Short problem – For the data below, work out how many lines include the string "почтовый" and report only the number.

-- Start Dataset --

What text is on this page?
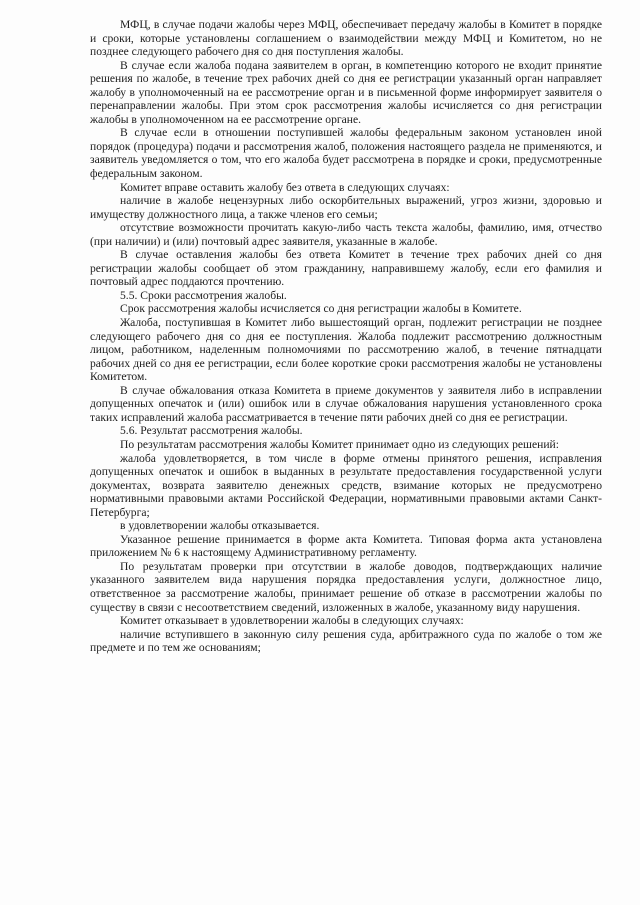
МФЦ, в случае подачи жалобы через МФЦ, обеспечивает передачу жалобы в Комитет в порядке и сроки, которые установлены соглашением о взаимодействии между МФЦ и Комитетом, но не позднее следующего рабочего дня со дня поступления жалобы.

В случае если жалоба подана заявителем в орган, в компетенцию которого не входит принятие решения по жалобе, в течение трех рабочих дней со дня ее регистрации указанный орган направляет жалобу в уполномоченный на ее рассмотрение орган и в письменной форме информирует заявителя о перенаправлении жалобы. При этом срок рассмотрения жалобы исчисляется со дня регистрации жалобы в уполномоченном на ее рассмотрение органе.

В случае если в отношении поступившей жалобы федеральным законом установлен иной порядок (процедура) подачи и рассмотрения жалоб, положения настоящего раздела не применяются, и заявитель уведомляется о том, что его жалоба будет рассмотрена в порядке и сроки, предусмотренные федеральным законом.

Комитет вправе оставить жалобу без ответа в следующих случаях:

наличие в жалобе нецензурных либо оскорбительных выражений, угроз жизни, здоровью и имуществу должностного лица, а также членов его семьи;

отсутствие возможности прочитать какую-либо часть текста жалобы, фамилию, имя, отчество (при наличии) и (или) почтовый адрес заявителя, указанные в жалобе.

В случае оставления жалобы без ответа Комитет в течение трех рабочих дней со дня регистрации жалобы сообщает об этом гражданину, направившему жалобу, если его фамилия и почтовый адрес поддаются прочтению.

5.5. Сроки рассмотрения жалобы.

Срок рассмотрения жалобы исчисляется со дня регистрации жалобы в Комитете.

Жалоба, поступившая в Комитет либо вышестоящий орган, подлежит регистрации не позднее следующего рабочего дня со дня ее поступления. Жалоба подлежит рассмотрению должностным лицом, работником, наделенным полномочиями по рассмотрению жалоб, в течение пятнадцати рабочих дней со дня ее регистрации, если более короткие сроки рассмотрения жалобы не установлены Комитетом.

В случае обжалования отказа Комитета в приеме документов у заявителя либо в исправлении допущенных опечаток и (или) ошибок или в случае обжалования нарушения установленного срока таких исправлений жалоба рассматривается в течение пяти рабочих дней со дня ее регистрации.

5.6. Результат рассмотрения жалобы.

По результатам рассмотрения жалобы Комитет принимает одно из следующих решений:

жалоба удовлетворяется, в том числе в форме отмены принятого решения, исправления допущенных опечаток и ошибок в выданных в результате предоставления государственной услуги документах, возврата заявителю денежных средств, взимание которых не предусмотрено нормативными правовыми актами Российской Федерации, нормативными правовыми актами Санкт-Петербурга;

в удовлетворении жалобы отказывается.

Указанное решение принимается в форме акта Комитета. Типовая форма акта установлена приложением № 6 к настоящему Административному регламенту.

По результатам проверки при отсутствии в жалобе доводов, подтверждающих наличие указанного заявителем вида нарушения порядка предоставления услуги, должностное лицо, ответственное за рассмотрение жалобы, принимает решение об отказе в рассмотрении жалобы по существу в связи с несоответствием сведений, изложенных в жалобе, указанному виду нарушения.

Комитет отказывает в удовлетворении жалобы в следующих случаях:

наличие вступившего в законную силу решения суда, арбитражного суда по жалобе о том же предмете и по тем же основаниям;
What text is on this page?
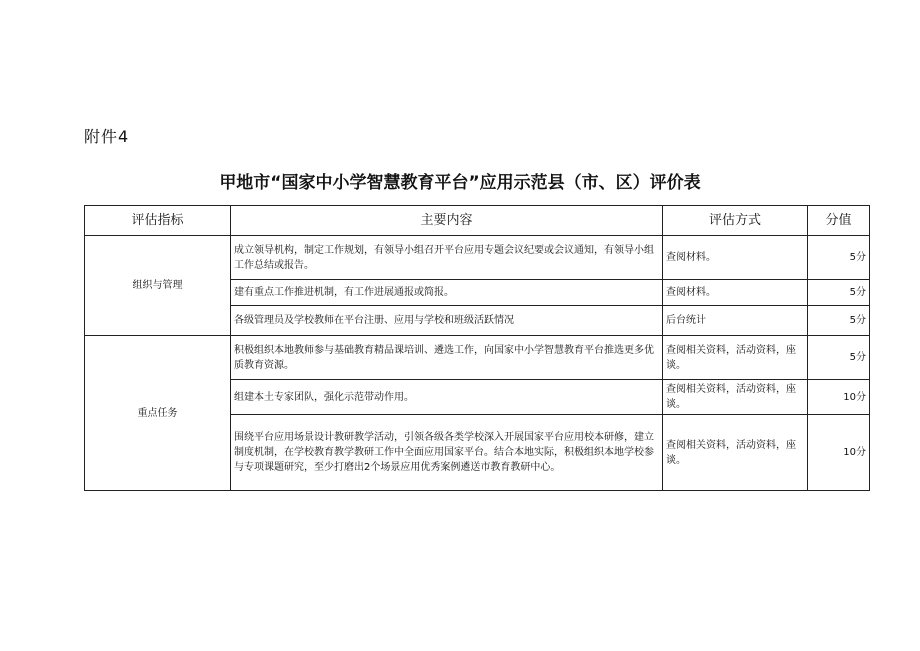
附件4
甲地市“国家中小学智慧教育平台”应用示范县（市、区）评价表
评估指标	主要内容	评估方式	分值
组织与管理	成立领导机构，制定工作规划，有领导小组召开平台应用专题会议纪要或会议通知，有领导小组工作总结或报告。	查阅材料。	5分
	建有重点工作推进机制，有工作进展通报或简报。	查阅材料。	5分
	各级管理员及学校教师在平台注册、应用与学校和班级活跃情况	后台统计	5分
重点任务	积极组织本地教师参与基础教育精品课培训、遴选工作，向国家中小学智慧教育平台推选更多优质教育资源。	查阅相关资料，活动资料，座谈。	5分
	组建本土专家团队，强化示范带动作用。	查阅相关资料，活动资料，座谈。	10分
	围绕平台应用场景设计教研教学活动，引领各级各类学校深入开展国家平台应用校本研修，建立制度机制，在学校教育教学教研工作中全面应用国家平台。结合本地实际，积极组织本地学校参与专项课题研究，至少打磨出2个场景应用优秀案例遴送市教育教研中心。	查阅相关资料，活动资料，座谈。	10分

-- End Dataset --

Result of this task – 2